Find how many lines in the data below include the word "Topná", then write only that number.

===== Recorded information

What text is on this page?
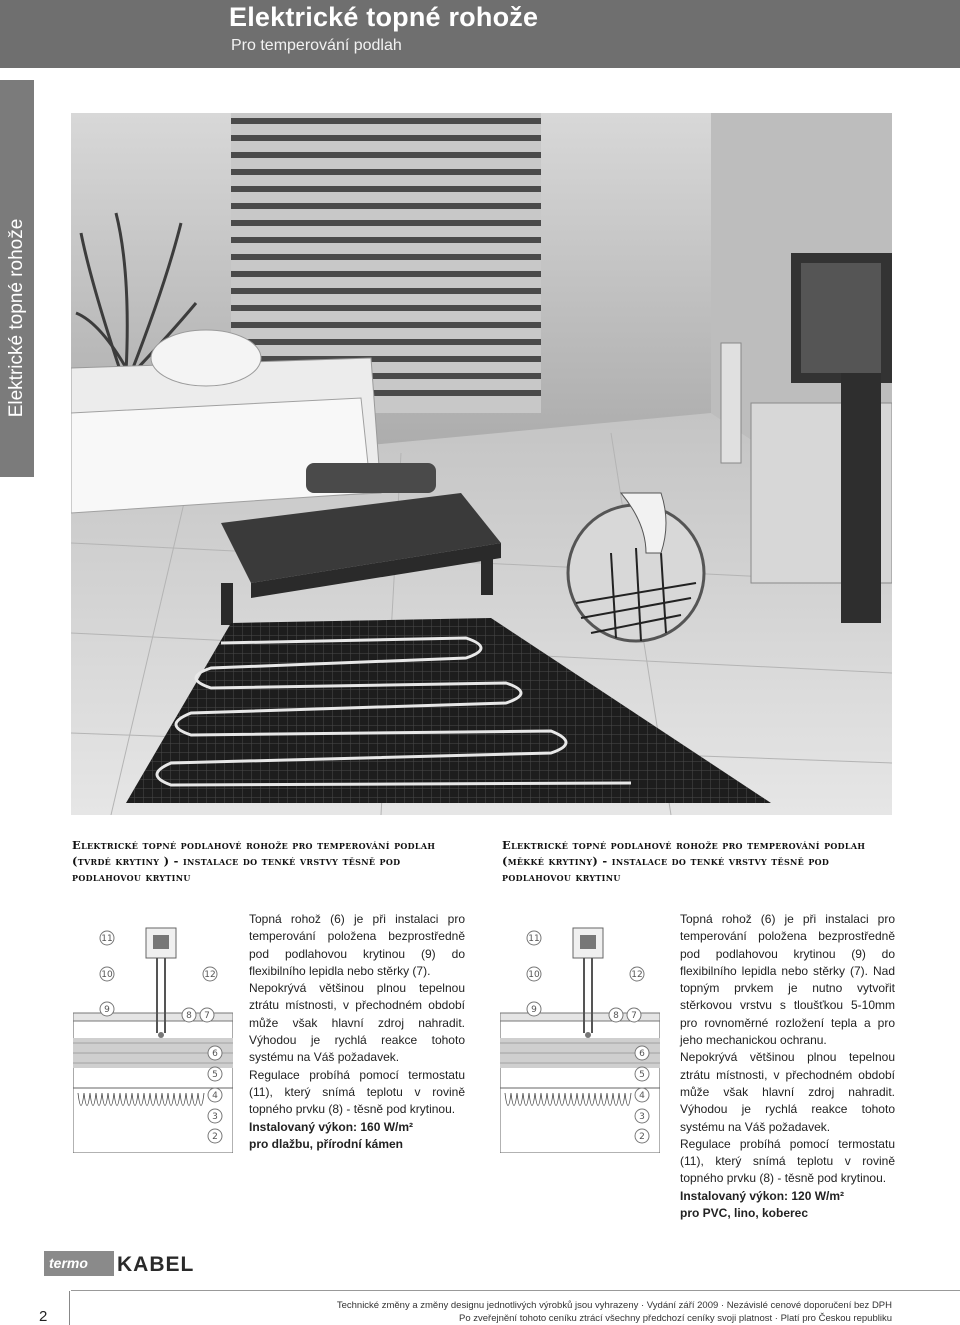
Elektrické topné rohože
Pro temperování podlah
Elektrické topné rohože
Elektrické topné podlahové rohože pro temperování podlah (tvrdé krytiny ) - instalace do tenké vrstvy těsně pod podlahovou krytinu
Elektrické topné podlahové rohože pro temperování podlah (měkké krytiny) - instalace do tenké vrstvy těsně pod podlahovou krytinu
11
10
9
12
8 7
6
5
4
3
2
11
10
9
12
8 7
6
5
4
3
2

Topná rohož (6) je při instalaci pro temperování položena bezprostředně pod podlahovou krytinou (9) do flexibilního lepidla nebo stěrky (7).

Nepokrývá většinou plnou tepelnou ztrátu místnosti, v přechodném období může však hlavní zdroj nahradit. Výhodou je rychlá reakce tohoto systému na Váš požadavek.

Regulace probíhá pomocí termostatu (11), který snímá teplotu v rovině topného prvku (8) - těsně pod krytinou.

Instalovaný výkon: 160 W/m²

pro dlažbu, přírodní kámen

Topná rohož (6) je při instalaci pro temperování položena bezprostředně pod podlahovou krytinou (9) do flexibilního lepidla nebo stěrky (7). Nad topným prvkem je nutno vytvořit stěrkovou vrstvu s tloušťkou 5-10mm pro rovnoměrné rozložení tepla a pro jeho mechanickou ochranu.

Nepokrývá většinou plnou tepelnou ztrátu místnosti, v přechodném období může však hlavní zdroj nahradit. Výhodou je rychlá reakce tohoto systému na Váš požadavek.

Regulace probíhá pomocí termostatu (11), který snímá teplotu v rovině topného prvku (8) - těsně pod krytinou.

Instalovaný výkon: 120 W/m²

pro PVC, lino, koberec

termo	KABEL
2
Technické změny a změny designu jednotlivých výrobků jsou vyhrazeny · Vydání září 2009 · Nezávislé cenové doporučení bez DPH
Po zveřejnění tohoto ceníku ztrácí všechny předchozí ceníky svoji platnost · Platí pro Českou republiku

==========

-- Solution for this exercise --
2